TASK BRIEF ▸ Your task is to transcribe the entries below exactly, beginning with the line containing "What text is on this page?" and ending with the final line, and to add nothing else.

****************

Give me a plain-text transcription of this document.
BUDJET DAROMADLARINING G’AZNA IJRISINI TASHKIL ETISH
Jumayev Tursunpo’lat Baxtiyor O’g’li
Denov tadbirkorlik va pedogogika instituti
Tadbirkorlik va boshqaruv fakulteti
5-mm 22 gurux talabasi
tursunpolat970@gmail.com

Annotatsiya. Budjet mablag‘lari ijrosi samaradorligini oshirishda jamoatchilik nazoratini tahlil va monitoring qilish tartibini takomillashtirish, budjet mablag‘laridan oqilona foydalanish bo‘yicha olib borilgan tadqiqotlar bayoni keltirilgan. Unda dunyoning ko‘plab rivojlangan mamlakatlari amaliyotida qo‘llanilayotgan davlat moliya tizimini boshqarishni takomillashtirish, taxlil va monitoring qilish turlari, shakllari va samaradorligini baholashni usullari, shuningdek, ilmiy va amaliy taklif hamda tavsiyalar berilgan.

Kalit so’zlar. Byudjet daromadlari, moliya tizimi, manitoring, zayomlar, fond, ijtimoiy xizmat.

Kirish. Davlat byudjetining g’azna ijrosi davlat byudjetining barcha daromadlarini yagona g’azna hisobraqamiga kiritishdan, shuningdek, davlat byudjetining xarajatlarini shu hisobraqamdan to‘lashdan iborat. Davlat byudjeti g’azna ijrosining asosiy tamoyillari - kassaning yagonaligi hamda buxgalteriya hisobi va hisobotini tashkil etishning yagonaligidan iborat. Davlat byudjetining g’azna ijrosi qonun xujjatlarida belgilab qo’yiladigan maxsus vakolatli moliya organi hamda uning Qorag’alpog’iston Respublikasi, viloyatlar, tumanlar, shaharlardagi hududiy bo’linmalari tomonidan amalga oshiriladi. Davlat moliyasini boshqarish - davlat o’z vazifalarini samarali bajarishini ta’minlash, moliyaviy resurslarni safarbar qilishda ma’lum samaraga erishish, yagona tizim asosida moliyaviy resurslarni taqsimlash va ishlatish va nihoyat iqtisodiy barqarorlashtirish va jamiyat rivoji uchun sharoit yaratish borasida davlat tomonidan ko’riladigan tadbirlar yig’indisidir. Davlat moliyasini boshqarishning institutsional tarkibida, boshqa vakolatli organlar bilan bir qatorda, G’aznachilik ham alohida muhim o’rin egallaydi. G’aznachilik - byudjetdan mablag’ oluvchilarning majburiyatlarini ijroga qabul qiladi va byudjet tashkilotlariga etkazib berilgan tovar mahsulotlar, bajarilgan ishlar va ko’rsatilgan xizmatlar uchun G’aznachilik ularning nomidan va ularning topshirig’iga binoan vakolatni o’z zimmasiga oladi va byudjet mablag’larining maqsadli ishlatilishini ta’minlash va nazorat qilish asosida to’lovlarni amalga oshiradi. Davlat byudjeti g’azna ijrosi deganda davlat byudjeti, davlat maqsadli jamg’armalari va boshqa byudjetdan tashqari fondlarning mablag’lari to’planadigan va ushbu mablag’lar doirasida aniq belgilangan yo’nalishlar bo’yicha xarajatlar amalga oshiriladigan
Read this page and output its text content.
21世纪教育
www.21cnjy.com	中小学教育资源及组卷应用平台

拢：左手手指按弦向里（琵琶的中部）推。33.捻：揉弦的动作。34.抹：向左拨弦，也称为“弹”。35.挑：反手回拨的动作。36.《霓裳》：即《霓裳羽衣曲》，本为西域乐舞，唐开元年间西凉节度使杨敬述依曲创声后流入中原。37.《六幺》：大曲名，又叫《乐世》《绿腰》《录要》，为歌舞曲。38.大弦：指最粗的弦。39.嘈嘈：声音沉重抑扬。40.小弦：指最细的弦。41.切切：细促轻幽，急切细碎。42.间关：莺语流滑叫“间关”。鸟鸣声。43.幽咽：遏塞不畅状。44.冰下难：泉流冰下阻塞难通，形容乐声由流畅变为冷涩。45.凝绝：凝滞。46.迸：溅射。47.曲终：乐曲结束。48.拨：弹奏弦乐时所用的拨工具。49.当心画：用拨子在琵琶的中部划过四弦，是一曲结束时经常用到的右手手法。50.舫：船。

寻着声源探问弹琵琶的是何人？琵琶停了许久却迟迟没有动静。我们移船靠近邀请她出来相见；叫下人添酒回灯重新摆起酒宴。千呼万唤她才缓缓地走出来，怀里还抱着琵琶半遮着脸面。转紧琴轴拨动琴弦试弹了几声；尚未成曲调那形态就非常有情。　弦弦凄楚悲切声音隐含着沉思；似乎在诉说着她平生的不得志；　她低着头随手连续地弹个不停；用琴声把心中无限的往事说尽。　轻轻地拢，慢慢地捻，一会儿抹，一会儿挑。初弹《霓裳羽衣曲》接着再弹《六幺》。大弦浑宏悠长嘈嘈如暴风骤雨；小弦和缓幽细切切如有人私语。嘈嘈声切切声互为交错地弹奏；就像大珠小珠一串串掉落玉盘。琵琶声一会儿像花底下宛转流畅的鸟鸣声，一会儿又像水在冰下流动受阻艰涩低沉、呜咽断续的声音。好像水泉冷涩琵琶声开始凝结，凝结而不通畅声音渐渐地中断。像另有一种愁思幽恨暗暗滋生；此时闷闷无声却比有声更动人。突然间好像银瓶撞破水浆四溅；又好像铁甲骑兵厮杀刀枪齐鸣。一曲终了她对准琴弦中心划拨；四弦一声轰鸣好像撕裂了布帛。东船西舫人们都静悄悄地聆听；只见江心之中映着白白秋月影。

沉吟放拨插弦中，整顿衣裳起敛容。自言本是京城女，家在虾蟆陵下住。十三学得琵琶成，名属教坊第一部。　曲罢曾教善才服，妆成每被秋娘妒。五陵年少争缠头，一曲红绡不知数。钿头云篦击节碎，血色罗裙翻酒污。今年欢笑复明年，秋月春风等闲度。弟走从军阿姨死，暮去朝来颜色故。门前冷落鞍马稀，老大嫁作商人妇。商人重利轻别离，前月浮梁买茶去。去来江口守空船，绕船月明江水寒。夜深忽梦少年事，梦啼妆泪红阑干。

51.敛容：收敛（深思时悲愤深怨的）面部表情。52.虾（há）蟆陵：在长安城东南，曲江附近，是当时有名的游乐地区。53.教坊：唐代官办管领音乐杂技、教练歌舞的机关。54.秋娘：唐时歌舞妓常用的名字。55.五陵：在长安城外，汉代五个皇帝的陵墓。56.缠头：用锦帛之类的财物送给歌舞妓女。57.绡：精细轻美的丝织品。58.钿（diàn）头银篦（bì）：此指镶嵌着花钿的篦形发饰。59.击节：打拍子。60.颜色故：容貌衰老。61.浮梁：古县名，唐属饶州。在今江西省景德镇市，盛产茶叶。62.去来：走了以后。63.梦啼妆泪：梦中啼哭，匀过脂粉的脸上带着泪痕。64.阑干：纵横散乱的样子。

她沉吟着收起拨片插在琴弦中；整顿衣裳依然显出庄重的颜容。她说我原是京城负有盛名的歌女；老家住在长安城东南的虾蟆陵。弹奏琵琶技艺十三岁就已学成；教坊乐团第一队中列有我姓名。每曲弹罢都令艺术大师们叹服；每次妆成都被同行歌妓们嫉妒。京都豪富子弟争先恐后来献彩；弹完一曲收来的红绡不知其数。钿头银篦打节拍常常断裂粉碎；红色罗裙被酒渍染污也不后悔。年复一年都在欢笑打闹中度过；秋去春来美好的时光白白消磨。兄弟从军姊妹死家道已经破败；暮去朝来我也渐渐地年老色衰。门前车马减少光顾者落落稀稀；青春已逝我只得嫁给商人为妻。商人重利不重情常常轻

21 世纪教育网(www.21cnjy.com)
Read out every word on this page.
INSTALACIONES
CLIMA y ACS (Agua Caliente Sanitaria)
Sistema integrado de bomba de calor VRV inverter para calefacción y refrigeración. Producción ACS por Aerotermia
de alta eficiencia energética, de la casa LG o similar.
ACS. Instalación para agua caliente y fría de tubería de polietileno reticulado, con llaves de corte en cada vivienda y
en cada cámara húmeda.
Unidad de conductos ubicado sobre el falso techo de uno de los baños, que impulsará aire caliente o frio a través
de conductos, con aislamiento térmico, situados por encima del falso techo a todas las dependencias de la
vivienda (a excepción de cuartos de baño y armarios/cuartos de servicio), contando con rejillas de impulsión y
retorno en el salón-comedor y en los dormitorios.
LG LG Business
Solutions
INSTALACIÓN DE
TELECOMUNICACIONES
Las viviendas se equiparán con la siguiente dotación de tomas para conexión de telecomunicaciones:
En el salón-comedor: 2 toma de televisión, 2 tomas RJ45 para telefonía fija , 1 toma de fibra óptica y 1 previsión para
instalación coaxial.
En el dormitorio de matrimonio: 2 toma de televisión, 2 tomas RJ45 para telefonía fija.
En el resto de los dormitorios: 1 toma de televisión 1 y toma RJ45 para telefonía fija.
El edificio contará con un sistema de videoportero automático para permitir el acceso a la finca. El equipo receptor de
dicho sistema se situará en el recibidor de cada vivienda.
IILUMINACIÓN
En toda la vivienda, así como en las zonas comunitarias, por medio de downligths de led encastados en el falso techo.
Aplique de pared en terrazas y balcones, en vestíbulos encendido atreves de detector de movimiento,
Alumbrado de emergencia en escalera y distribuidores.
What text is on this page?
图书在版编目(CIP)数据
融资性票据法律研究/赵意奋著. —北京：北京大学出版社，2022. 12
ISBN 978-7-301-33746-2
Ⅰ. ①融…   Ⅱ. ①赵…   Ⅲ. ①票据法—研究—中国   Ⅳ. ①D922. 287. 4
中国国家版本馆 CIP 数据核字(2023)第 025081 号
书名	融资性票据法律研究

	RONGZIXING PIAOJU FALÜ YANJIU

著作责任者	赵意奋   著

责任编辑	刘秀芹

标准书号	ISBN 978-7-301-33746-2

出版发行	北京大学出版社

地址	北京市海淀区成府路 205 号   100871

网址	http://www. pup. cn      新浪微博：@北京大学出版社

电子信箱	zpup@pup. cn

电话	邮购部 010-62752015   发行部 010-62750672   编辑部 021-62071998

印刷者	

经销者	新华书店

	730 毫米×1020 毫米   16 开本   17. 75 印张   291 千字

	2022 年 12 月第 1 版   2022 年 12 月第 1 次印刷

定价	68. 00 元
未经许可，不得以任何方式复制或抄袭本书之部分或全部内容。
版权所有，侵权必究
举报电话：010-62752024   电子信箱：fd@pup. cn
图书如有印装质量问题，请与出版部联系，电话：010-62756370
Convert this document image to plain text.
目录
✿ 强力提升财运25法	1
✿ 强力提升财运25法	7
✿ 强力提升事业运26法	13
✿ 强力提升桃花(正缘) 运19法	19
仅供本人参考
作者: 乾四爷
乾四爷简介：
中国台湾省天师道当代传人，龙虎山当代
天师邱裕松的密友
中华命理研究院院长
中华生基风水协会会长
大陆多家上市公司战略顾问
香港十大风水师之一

****************

PROBLEM SOLUTION ▸
What text is on this page?
图书在版编目(CIP)数据
融资性票据法律研究/赵意奋著. —北京：北京大学出版社，2022. 12
ISBN 978-7-301-33746-2
Ⅰ. ①融…   Ⅱ. ①赵…   Ⅲ. ①票据法—研究—中国   Ⅳ. ①D922. 287. 4
中国国家版本馆 CIP 数据核字(2023)第 025081 号
书名	融资性票据法律研究

	RONGZIXING PIAOJU FALÜ YANJIU

著作责任者	赵意奋   著

责任编辑	刘秀芹

标准书号	ISBN 978-7-301-33746-2

出版发行	北京大学出版社

地址	北京市海淀区成府路 205 号   100871

网址	http://www. pup. cn      新浪微博：@北京大学出版社

电子信箱	zpup@pup. cn

电话	邮购部 010-62752015   发行部 010-62750672   编辑部 021-62071998

印刷者	

经销者	新华书店

	730 毫米×1020 毫米   16 开本   17. 75 印张   291 千字

	2022 年 12 月第 1 版   2022 年 12 月第 1 次印刷

定价	68. 00 元
未经许可，不得以任何方式复制或抄袭本书之部分或全部内容。
版权所有，侵权必究
举报电话：010-62752024   电子信箱：fd@pup. cn
图书如有印装质量问题，请与出版部联系，电话：010-62756370
Convert this document image to plain text.
目录
✿ 强力提升财运25法	1
✿ 强力提升财运25法	7
✿ 强力提升事业运26法	13
✿ 强力提升桃花(正缘) 运19法	19
仅供本人参考
作者: 乾四爷
乾四爷简介：
中国台湾省天师道当代传人，龙虎山当代
天师邱裕松的密友
中华命理研究院院长
中华生基风水协会会长
大陆多家上市公司战略顾问
香港十大风水师之一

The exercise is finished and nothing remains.